▶ [Kurze Aufgabe]
Gib den Abschnitt, der mit der Zeile mit „brand-name: KXK (258, 117, 342, 155)“ beginnt und mit der Zeile mit „1063, 866, 1112)“ endet, erneut aus und ändere dabei „legend-line“ in „legend-entry“. Alles andere bleibt unverändert.

[Datenauflistung]
+ + +

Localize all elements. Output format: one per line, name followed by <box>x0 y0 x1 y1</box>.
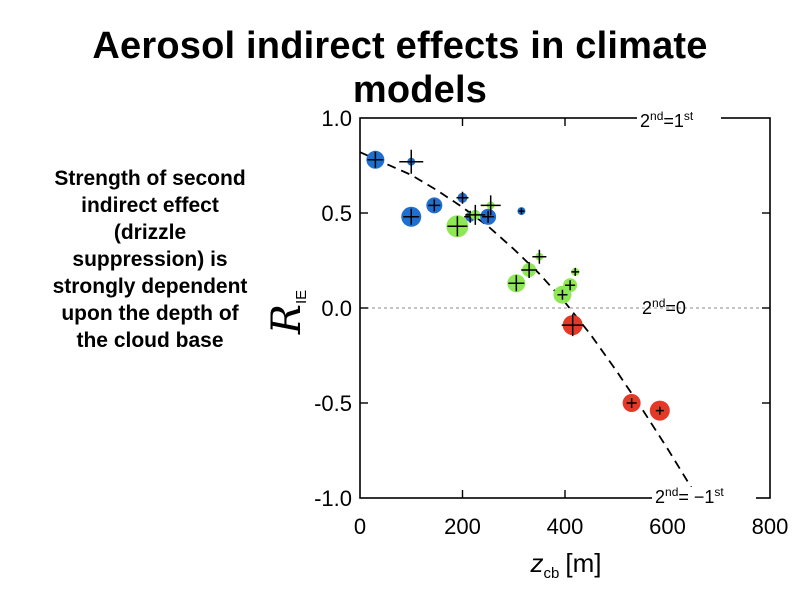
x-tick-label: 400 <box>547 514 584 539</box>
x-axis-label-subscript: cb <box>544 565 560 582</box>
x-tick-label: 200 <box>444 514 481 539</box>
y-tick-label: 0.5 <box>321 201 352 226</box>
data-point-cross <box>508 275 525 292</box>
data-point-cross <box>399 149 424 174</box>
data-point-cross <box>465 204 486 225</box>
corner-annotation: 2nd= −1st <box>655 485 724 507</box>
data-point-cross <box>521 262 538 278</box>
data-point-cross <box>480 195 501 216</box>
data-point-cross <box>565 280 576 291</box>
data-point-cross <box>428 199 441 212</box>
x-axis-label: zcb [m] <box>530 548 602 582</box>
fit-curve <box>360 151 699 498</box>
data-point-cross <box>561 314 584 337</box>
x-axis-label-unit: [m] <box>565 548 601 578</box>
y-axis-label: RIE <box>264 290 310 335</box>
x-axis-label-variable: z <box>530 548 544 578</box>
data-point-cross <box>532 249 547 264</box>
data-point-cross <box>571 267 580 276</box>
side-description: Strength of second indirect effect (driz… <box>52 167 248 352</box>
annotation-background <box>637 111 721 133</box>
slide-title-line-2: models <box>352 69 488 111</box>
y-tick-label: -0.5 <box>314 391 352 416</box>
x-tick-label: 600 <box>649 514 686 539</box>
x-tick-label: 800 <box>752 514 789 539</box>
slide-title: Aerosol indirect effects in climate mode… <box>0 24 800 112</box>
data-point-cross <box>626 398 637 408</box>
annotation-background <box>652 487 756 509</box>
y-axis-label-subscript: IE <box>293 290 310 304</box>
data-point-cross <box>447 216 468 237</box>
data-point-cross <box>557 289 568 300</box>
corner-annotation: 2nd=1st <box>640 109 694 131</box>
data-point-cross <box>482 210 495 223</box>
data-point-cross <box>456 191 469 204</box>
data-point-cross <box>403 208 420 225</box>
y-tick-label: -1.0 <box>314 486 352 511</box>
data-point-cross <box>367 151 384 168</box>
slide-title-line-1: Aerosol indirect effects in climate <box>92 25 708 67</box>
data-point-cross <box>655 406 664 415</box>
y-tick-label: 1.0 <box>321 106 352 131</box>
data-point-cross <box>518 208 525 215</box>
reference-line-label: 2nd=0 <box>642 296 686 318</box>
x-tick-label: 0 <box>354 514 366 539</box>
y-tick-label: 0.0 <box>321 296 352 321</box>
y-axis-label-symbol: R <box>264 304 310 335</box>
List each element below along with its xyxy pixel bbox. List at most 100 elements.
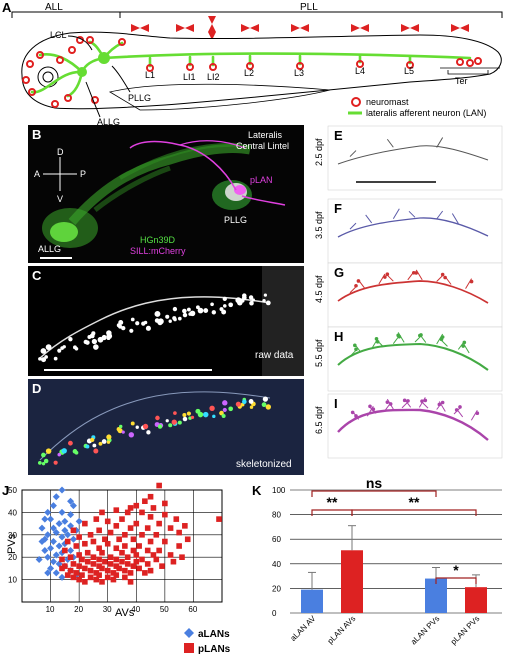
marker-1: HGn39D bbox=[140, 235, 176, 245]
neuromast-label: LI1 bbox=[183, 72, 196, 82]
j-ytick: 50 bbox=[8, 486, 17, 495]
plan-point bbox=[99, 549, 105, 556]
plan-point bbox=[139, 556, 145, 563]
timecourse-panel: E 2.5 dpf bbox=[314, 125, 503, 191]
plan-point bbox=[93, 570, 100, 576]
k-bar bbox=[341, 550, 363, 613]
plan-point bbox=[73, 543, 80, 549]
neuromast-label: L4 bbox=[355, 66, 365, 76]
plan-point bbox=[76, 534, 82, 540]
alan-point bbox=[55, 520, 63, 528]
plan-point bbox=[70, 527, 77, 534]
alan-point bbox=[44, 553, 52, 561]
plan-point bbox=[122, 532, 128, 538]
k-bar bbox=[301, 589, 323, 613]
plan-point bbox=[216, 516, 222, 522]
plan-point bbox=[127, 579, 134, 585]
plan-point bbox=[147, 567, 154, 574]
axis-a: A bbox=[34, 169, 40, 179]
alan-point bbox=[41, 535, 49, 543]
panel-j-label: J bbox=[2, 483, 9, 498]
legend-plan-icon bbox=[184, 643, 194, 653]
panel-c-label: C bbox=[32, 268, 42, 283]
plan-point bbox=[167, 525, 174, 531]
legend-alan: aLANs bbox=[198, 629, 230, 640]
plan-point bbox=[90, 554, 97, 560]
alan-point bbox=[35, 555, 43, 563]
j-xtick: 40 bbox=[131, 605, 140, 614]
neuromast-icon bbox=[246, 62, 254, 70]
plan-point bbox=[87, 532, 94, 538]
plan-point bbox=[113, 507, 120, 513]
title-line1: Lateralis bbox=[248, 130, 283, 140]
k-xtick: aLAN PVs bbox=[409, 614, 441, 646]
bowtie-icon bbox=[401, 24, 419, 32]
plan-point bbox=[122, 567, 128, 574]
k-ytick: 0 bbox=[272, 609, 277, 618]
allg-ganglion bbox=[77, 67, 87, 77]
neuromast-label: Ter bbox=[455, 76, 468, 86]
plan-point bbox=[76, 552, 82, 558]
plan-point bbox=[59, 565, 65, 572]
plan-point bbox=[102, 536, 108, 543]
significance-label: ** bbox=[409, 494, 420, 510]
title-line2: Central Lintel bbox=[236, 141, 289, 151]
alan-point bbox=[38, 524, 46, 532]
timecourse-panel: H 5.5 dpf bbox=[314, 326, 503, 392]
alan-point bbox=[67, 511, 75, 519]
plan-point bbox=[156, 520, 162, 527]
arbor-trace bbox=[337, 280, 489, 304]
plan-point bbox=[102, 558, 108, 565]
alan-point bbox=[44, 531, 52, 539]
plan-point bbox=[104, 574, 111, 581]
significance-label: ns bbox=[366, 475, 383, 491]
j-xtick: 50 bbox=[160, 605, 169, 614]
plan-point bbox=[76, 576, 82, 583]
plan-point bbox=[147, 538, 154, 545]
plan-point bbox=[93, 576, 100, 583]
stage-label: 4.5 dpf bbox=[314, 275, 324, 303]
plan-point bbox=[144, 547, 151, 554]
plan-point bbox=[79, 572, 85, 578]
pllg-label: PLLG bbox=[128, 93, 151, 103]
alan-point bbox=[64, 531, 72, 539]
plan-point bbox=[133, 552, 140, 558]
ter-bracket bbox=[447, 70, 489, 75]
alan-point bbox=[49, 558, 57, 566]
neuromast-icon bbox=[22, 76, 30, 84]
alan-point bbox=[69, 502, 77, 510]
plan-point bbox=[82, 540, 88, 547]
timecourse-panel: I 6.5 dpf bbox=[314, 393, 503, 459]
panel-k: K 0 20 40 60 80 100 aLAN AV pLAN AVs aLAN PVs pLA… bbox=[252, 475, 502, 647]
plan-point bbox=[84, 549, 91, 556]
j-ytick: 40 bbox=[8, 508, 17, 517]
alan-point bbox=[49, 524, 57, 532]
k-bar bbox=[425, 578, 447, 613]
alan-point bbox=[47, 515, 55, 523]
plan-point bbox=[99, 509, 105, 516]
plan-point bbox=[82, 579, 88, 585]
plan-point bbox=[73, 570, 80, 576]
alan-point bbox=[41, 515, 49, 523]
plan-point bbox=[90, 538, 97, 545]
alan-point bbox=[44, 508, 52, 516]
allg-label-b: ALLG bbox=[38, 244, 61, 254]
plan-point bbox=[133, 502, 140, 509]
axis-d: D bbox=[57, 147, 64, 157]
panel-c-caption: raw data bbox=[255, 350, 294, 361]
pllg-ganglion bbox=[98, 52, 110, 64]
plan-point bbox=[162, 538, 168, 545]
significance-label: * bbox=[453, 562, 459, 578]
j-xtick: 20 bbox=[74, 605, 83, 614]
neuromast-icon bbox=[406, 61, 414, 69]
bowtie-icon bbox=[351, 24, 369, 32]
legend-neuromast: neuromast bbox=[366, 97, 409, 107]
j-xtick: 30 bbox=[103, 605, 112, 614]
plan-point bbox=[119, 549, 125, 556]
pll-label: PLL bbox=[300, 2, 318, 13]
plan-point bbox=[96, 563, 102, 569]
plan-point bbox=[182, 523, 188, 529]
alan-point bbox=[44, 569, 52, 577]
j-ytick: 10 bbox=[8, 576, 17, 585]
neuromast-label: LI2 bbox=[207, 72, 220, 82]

+ + +

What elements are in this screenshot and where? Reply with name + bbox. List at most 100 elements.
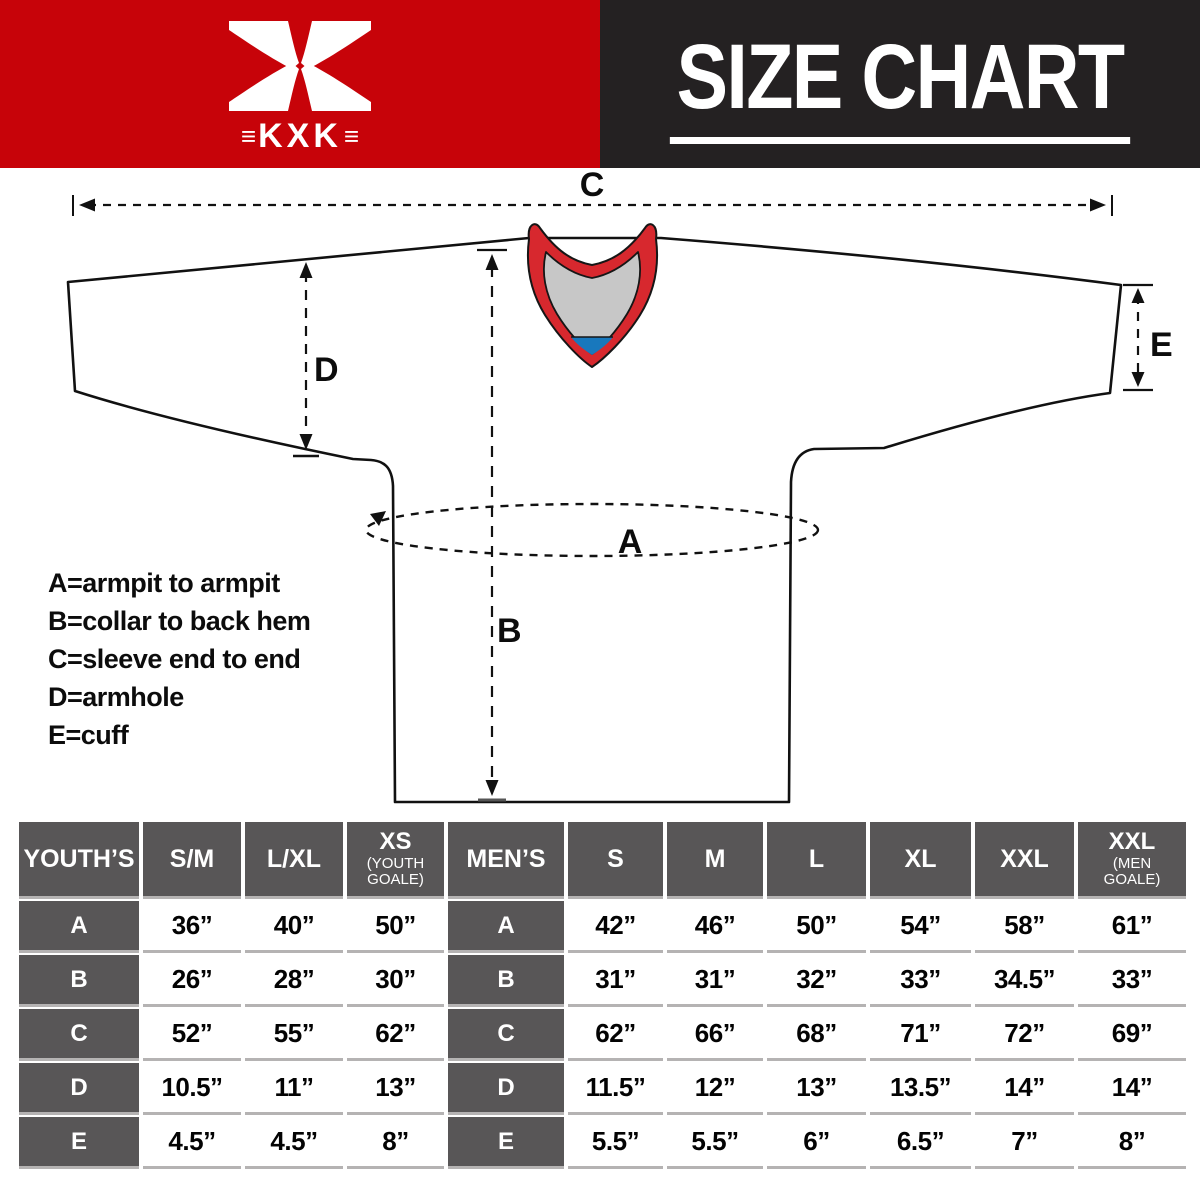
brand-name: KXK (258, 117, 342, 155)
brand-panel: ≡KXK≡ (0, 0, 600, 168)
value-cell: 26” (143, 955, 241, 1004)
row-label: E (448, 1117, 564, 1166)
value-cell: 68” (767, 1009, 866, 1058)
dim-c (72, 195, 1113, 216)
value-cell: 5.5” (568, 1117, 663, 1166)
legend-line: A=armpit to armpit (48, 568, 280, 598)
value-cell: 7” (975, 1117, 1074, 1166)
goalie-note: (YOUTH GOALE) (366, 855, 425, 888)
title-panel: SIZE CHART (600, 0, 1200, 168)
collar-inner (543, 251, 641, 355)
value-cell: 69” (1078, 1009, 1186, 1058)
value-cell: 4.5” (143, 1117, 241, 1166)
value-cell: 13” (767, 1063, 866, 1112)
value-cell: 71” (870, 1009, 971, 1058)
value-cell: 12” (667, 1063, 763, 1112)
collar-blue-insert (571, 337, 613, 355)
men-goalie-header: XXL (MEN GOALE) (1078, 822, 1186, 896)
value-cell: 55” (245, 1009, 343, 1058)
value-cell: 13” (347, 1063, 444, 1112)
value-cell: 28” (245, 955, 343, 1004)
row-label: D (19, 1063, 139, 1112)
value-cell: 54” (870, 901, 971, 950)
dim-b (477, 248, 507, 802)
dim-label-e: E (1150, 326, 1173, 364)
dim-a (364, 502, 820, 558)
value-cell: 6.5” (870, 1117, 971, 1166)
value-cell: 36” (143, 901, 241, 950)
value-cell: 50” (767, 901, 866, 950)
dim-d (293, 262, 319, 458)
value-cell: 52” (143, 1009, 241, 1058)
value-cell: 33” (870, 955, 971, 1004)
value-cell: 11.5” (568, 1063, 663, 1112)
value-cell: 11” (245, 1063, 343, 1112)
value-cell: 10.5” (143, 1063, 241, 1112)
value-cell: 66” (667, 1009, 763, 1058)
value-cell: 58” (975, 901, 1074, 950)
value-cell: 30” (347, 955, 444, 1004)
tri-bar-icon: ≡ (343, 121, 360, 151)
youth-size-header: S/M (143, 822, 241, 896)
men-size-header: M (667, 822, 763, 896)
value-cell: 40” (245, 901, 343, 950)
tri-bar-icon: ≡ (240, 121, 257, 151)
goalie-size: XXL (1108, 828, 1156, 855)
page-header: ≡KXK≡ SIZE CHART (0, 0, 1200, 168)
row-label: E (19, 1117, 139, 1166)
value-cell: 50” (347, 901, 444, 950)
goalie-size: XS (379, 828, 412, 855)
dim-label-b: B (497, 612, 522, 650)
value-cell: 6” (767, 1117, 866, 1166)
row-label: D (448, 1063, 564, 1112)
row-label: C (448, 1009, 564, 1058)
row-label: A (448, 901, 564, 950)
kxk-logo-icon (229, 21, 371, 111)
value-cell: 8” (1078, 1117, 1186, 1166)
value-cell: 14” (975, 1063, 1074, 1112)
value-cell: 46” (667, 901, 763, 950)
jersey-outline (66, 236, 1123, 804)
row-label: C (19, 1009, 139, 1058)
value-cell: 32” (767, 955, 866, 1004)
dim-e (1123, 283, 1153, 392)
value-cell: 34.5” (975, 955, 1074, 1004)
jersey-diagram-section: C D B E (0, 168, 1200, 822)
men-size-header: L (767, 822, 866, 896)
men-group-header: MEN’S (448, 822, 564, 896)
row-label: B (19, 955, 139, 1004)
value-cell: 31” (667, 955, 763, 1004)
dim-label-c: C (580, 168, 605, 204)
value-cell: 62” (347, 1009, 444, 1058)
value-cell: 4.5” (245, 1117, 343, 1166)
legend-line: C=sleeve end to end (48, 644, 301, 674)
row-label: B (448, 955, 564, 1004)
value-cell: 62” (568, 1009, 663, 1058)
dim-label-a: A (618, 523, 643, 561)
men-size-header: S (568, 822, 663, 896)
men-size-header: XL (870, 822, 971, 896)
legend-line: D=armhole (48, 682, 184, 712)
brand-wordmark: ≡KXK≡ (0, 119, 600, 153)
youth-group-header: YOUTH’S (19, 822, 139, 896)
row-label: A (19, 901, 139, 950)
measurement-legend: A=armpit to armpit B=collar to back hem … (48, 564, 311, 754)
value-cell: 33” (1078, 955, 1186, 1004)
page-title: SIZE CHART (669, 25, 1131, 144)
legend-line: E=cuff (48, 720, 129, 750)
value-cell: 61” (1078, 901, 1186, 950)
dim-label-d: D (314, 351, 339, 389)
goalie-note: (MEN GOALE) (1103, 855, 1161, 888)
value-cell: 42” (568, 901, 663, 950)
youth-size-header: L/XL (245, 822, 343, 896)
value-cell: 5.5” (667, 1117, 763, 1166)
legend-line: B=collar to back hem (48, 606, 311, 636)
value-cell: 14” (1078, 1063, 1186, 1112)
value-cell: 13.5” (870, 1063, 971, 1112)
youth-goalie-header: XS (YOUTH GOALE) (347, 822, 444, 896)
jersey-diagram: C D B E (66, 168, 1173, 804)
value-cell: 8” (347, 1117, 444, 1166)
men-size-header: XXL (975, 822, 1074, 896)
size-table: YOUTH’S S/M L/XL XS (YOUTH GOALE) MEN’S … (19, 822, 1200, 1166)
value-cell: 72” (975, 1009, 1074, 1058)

+ + +

▶ [Ergebnis der Aufgabe]
brand-name: KXK (258, 117, 342, 155)
brand-panel: ≡KXK≡ (0, 0, 600, 168)
value-cell: 26” (143, 955, 241, 1004)
row-label: E (448, 1117, 564, 1166)
value-cell: 68” (767, 1009, 866, 1058)
dim-c (72, 195, 1113, 216)
value-cell: 5.5” (568, 1117, 663, 1166)
legend-entry: A=armpit to armpit (48, 568, 280, 598)
value-cell: 7” (975, 1117, 1074, 1166)
goalie-note: (YOUTH GOALE) (366, 855, 425, 888)
title-panel: SIZE CHART (600, 0, 1200, 168)
collar-inner (543, 251, 641, 355)
value-cell: 69” (1078, 1009, 1186, 1058)
value-cell: 4.5” (143, 1117, 241, 1166)
value-cell: 13” (767, 1063, 866, 1112)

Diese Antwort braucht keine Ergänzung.